Copy the records word for word, from the line containing "series-line-4 — [99, 129, 555, 411]" through the line containing "chart-title: Quadrant 3", including both of those lines.

[ITEMS]
===============
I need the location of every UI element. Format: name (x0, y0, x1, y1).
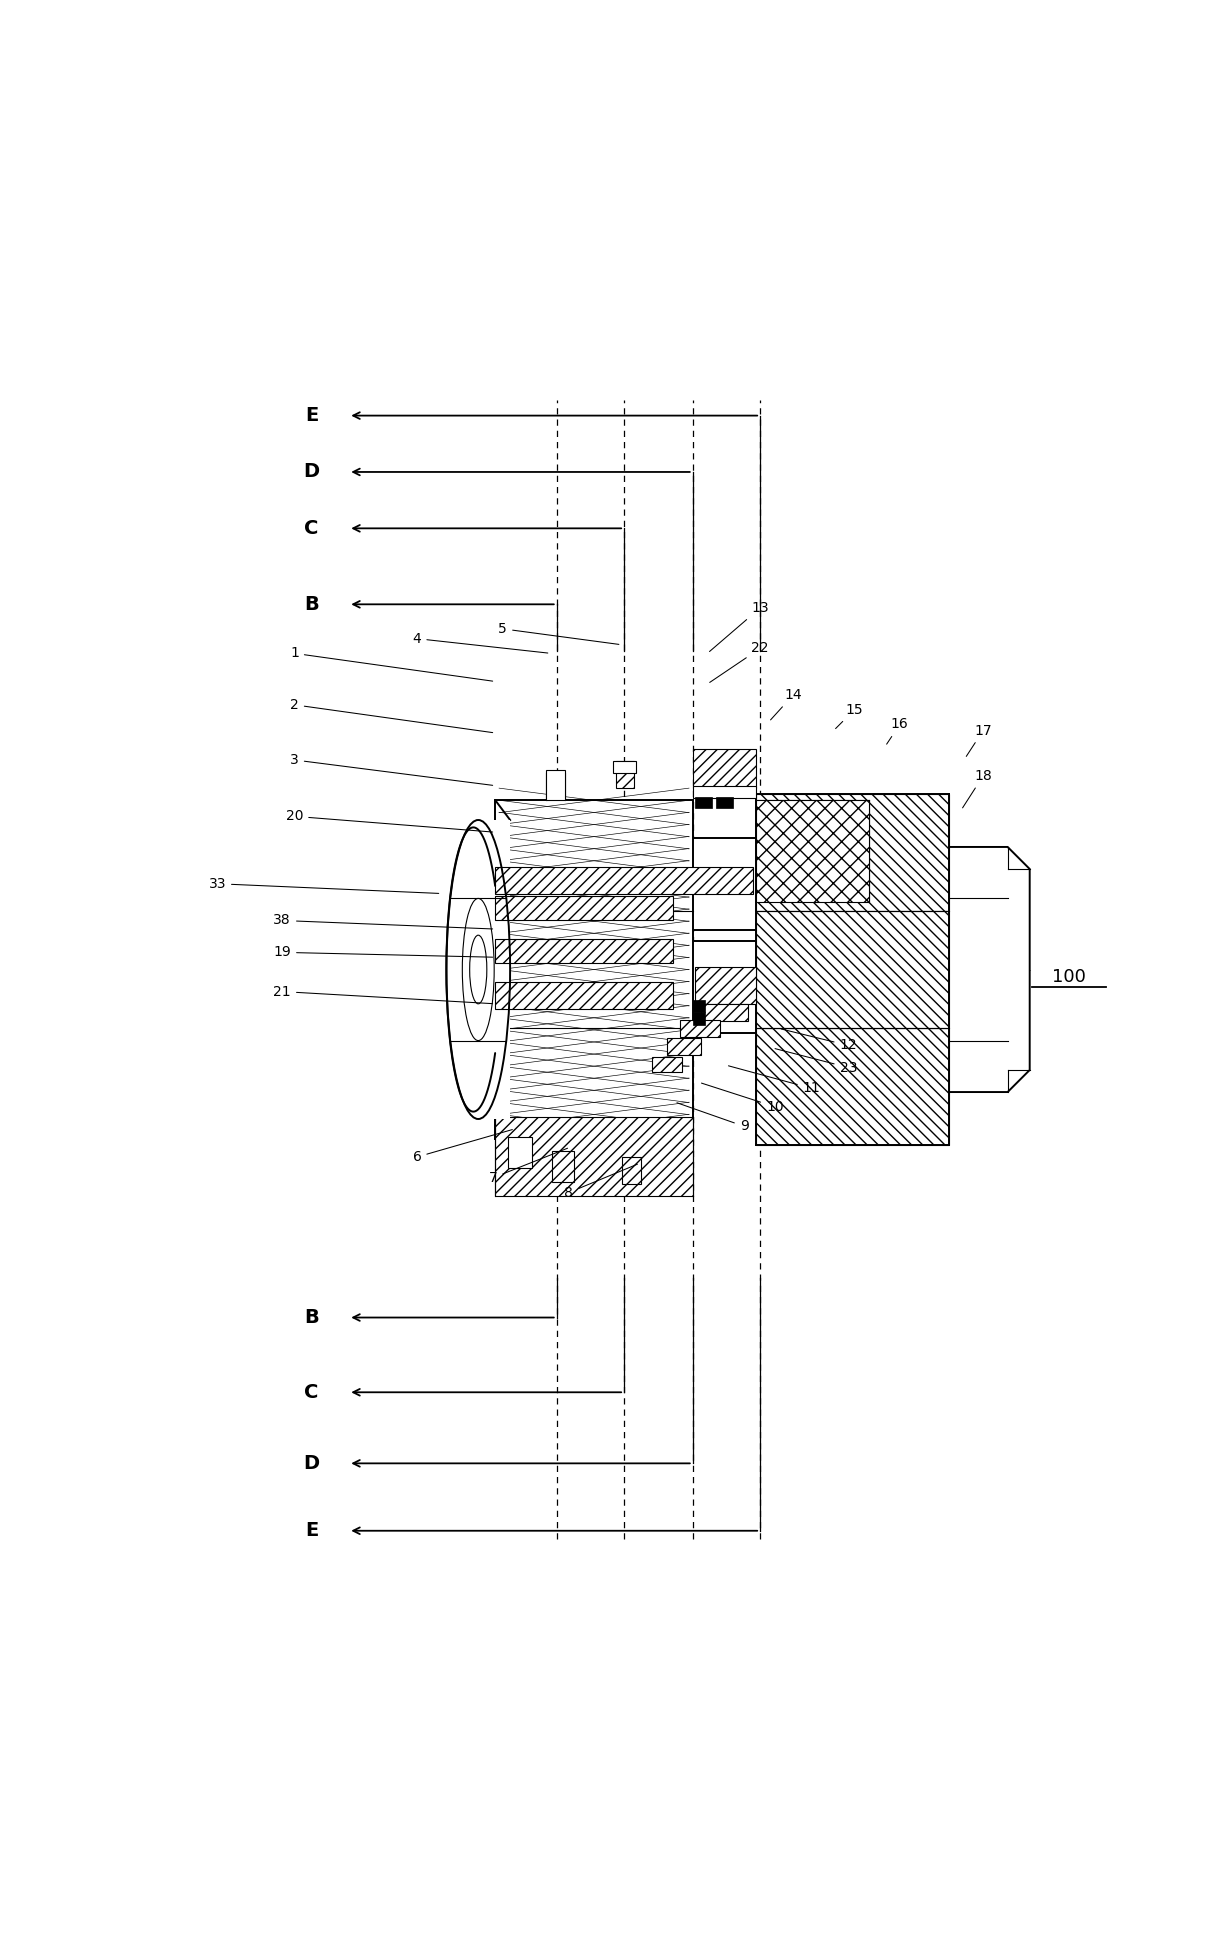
Text: C: C (304, 1383, 319, 1402)
Text: 16: 16 (886, 717, 908, 745)
Text: 3: 3 (291, 752, 492, 785)
Bar (756, 1028, 949, 1144)
Bar (693, 1012, 705, 1024)
Text: 38: 38 (273, 913, 492, 929)
Text: 5: 5 (499, 622, 619, 644)
Bar (471, 838, 787, 931)
Text: E: E (305, 1522, 319, 1540)
Text: 2: 2 (291, 698, 492, 733)
Bar (551, 1152, 574, 1181)
Bar (495, 1117, 693, 1196)
Bar (693, 1001, 705, 1012)
Bar (696, 968, 756, 1004)
Bar (447, 820, 510, 1119)
Bar (495, 981, 673, 1008)
Text: 1: 1 (291, 646, 492, 681)
Bar (702, 1004, 748, 1022)
Text: 12: 12 (782, 1030, 857, 1053)
Text: B: B (304, 1309, 319, 1326)
Text: 100: 100 (1053, 968, 1086, 985)
Bar (756, 795, 949, 911)
Bar (613, 762, 636, 774)
Ellipse shape (470, 935, 486, 1004)
Text: D: D (304, 463, 320, 481)
Bar (681, 1020, 720, 1037)
Bar (495, 801, 693, 1138)
Text: 33: 33 (208, 876, 438, 894)
Bar (716, 797, 734, 809)
Bar (696, 797, 713, 809)
Text: D: D (304, 1454, 320, 1474)
Text: 14: 14 (771, 688, 803, 719)
Text: 13: 13 (709, 601, 769, 652)
Polygon shape (949, 847, 1029, 1092)
Bar (616, 762, 634, 787)
Text: 18: 18 (963, 770, 992, 809)
Bar (471, 940, 787, 1033)
Text: C: C (304, 520, 319, 537)
Bar (507, 1138, 532, 1167)
Text: 11: 11 (729, 1066, 820, 1096)
Bar (544, 807, 644, 1132)
Text: 9: 9 (677, 1103, 748, 1134)
Bar (652, 1057, 682, 1072)
Bar (693, 785, 756, 799)
Text: 19: 19 (273, 946, 492, 960)
Bar (545, 770, 565, 801)
Text: 6: 6 (412, 1130, 512, 1163)
Text: 10: 10 (702, 1084, 784, 1113)
Text: 8: 8 (565, 1163, 638, 1200)
Bar (622, 1158, 641, 1185)
Text: 23: 23 (776, 1049, 857, 1074)
Text: 7: 7 (489, 1148, 567, 1185)
Bar (693, 748, 756, 787)
Text: 17: 17 (966, 723, 992, 756)
Text: B: B (304, 595, 319, 615)
Text: 21: 21 (273, 985, 492, 1004)
Text: 22: 22 (710, 642, 769, 683)
Bar (495, 867, 752, 894)
Bar (667, 1037, 702, 1055)
Bar (495, 938, 673, 964)
Bar (756, 801, 869, 902)
Bar (756, 911, 949, 1028)
Text: 15: 15 (836, 702, 863, 729)
Text: E: E (305, 405, 319, 425)
Bar (495, 896, 673, 921)
Text: 20: 20 (286, 809, 492, 832)
Text: 4: 4 (412, 632, 548, 653)
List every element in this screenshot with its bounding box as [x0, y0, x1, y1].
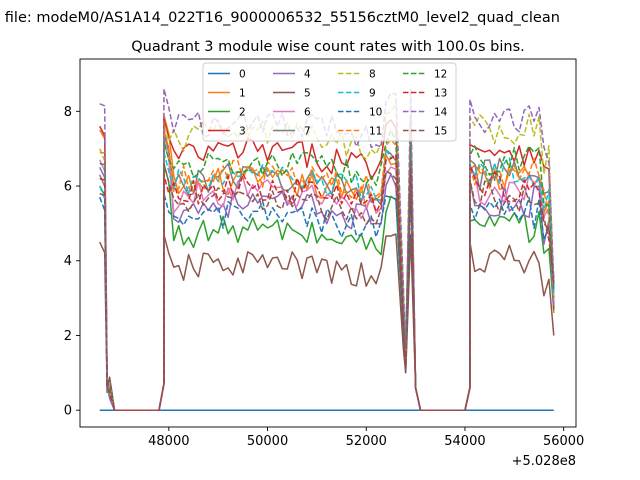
series-line-4 — [99, 129, 555, 411]
legend-label-0: 0 — [239, 69, 246, 81]
legend-label-12: 12 — [434, 69, 447, 81]
x-offset-label: +5.028e8 — [512, 454, 576, 469]
legend-label-1: 1 — [239, 88, 246, 100]
legend-label-13: 13 — [434, 88, 447, 100]
legend-label-2: 2 — [239, 107, 246, 119]
legend-label-15: 15 — [434, 126, 447, 138]
y-tick-label: 8 — [64, 105, 72, 120]
legend-label-7: 7 — [304, 126, 311, 138]
legend-label-14: 14 — [434, 107, 448, 119]
series-line-5 — [99, 233, 555, 411]
series-line-15 — [99, 162, 555, 411]
x-tick-label: 54000 — [444, 434, 485, 449]
x-tick-label: 48000 — [148, 434, 189, 449]
legend-label-4: 4 — [304, 69, 311, 81]
legend-label-11: 11 — [369, 126, 382, 138]
chart-title: Quadrant 3 module wise count rates with … — [131, 39, 525, 55]
series-line-12 — [99, 129, 555, 411]
series-line-13 — [99, 153, 555, 411]
x-tick-label: 56000 — [543, 434, 584, 449]
legend-label-8: 8 — [369, 69, 376, 81]
series-line-7 — [99, 132, 555, 411]
legend-label-3: 3 — [239, 126, 246, 138]
series-line-10 — [98, 192, 555, 411]
y-tick-label: 0 — [64, 404, 72, 419]
figure-suptitle: n file: modeM0/AS1A14_022T16_9000006532_… — [0, 10, 560, 26]
legend-label-5: 5 — [304, 88, 311, 100]
y-tick-label: 2 — [64, 329, 72, 344]
plot-area — [98, 88, 555, 411]
series-line-2 — [99, 162, 555, 411]
x-tick-label: 52000 — [346, 434, 387, 449]
series-line-8 — [99, 103, 555, 411]
legend-label-10: 10 — [369, 107, 382, 119]
legend-label-9: 9 — [369, 88, 376, 100]
series-line-3 — [99, 118, 555, 411]
legend-box — [202, 62, 457, 142]
axes: 48000 50000 52000 54000 56000 +5.028e8 0 2 4 6 8 — [64, 58, 584, 469]
y-tick-label: 4 — [64, 254, 72, 269]
legend-label-6: 6 — [304, 107, 311, 119]
y-tick-label: 6 — [64, 180, 72, 195]
series-line-6 — [99, 140, 555, 411]
axes-frame — [79, 58, 577, 428]
x-tick-label: 50000 — [247, 434, 288, 449]
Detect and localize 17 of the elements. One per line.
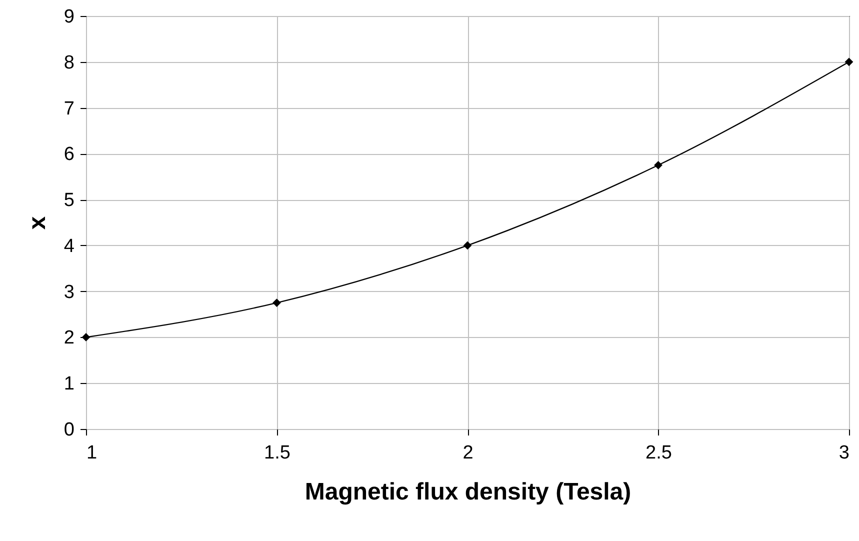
y-tick-label: 3 bbox=[64, 282, 74, 303]
y-tick-label: 2 bbox=[64, 328, 74, 349]
y-tick-label: 8 bbox=[64, 52, 74, 74]
y-tick-label: 9 bbox=[64, 6, 74, 28]
x-tick-label: 1.5 bbox=[264, 442, 290, 464]
y-tick-label: 7 bbox=[64, 98, 74, 120]
x-axis-title: Magnetic flux density (Tesla) bbox=[304, 478, 632, 506]
y-tick-label: 6 bbox=[64, 144, 74, 166]
y-axis-title: x bbox=[24, 216, 51, 230]
x-tick-label: 3 bbox=[838, 442, 850, 464]
x-tick-label: 2.5 bbox=[646, 442, 672, 464]
y-tick-label: 0 bbox=[64, 420, 74, 440]
x-tick-label: 1 bbox=[86, 442, 98, 464]
y-tick-label: 4 bbox=[64, 236, 75, 257]
x-tick-label: 2 bbox=[462, 442, 474, 464]
y-tick-label: 5 bbox=[64, 190, 74, 212]
y-tick-label: 1 bbox=[64, 374, 74, 395]
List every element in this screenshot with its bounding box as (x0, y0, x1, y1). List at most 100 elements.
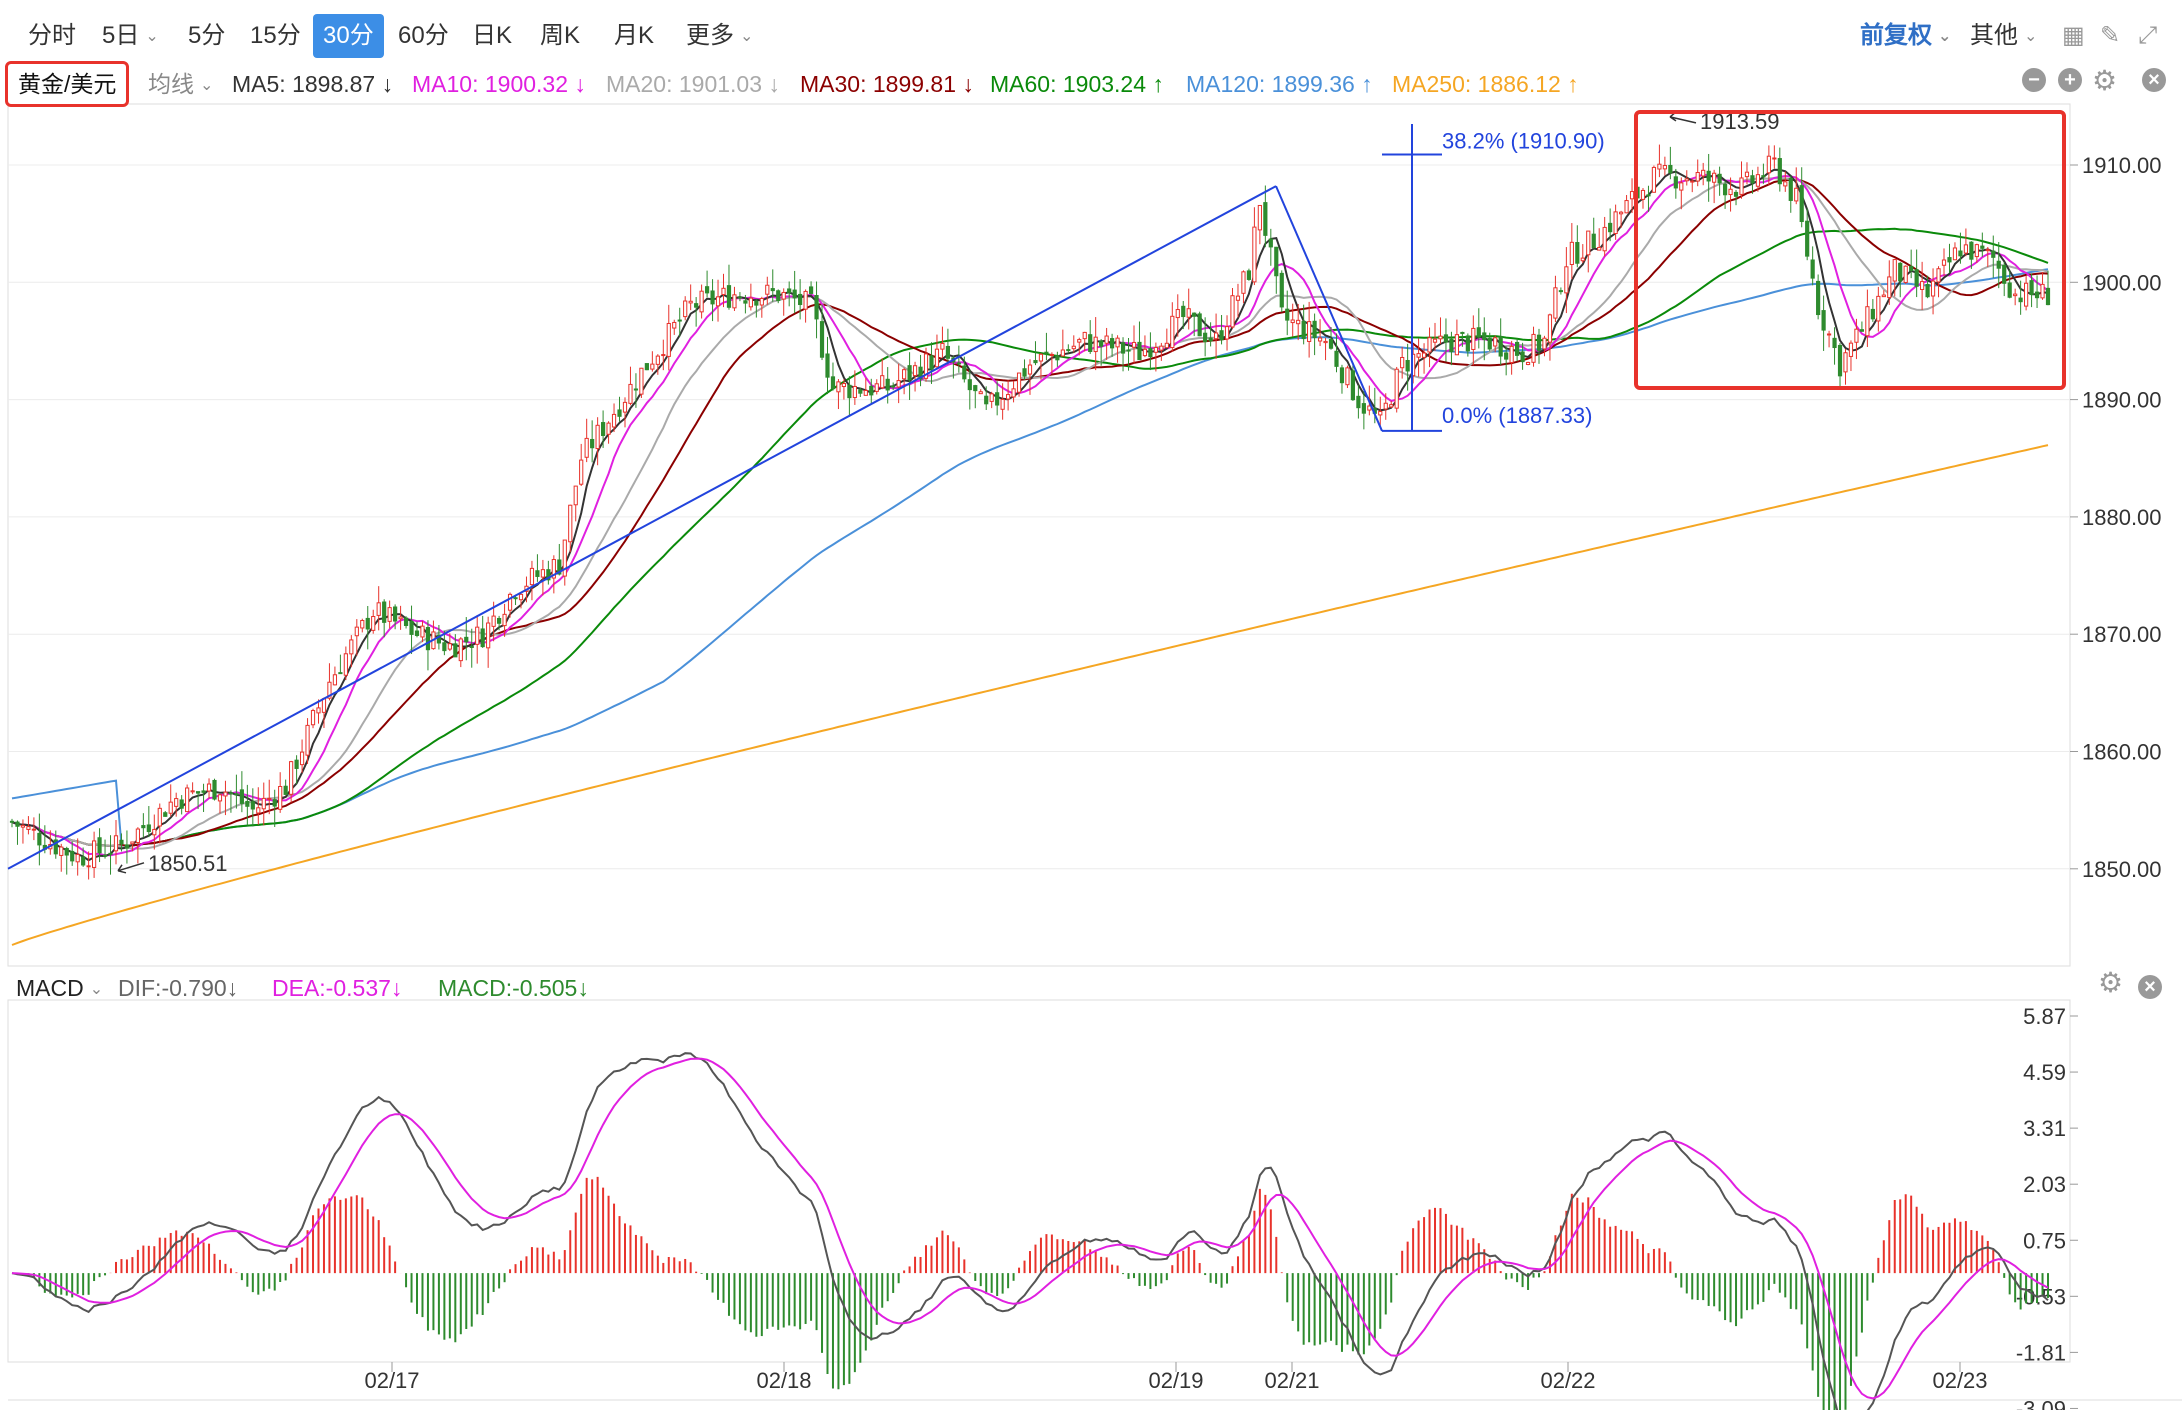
===============
[TASK RESPONSE]
series-line-4 — [99, 129, 555, 411]
legend-label-0: 0 — [239, 69, 246, 81]
legend-label-12: 12 — [434, 69, 447, 81]
x-offset-label: +5.028e8 — [512, 454, 576, 469]
legend-label-1: 1 — [239, 88, 246, 100]
legend-label-13: 13 — [434, 88, 447, 100]
legend-label-2: 2 — [239, 107, 246, 119]
legend-label-15: 15 — [434, 126, 447, 138]
y-tick-label: 8 — [64, 105, 72, 120]
legend-label-7: 7 — [304, 126, 311, 138]
legend-label-14: 14 — [434, 107, 448, 119]
series-line-5 — [99, 233, 555, 411]
series-line-15 — [99, 162, 555, 411]
x-tick-label: 54000 — [444, 434, 485, 449]
x-tick-label: 48000 — [148, 434, 189, 449]
legend-label-4: 4 — [304, 69, 311, 81]
legend-label-11: 11 — [369, 126, 382, 138]
chart-title: Quadrant 3 module wise count rates with … — [131, 39, 525, 55]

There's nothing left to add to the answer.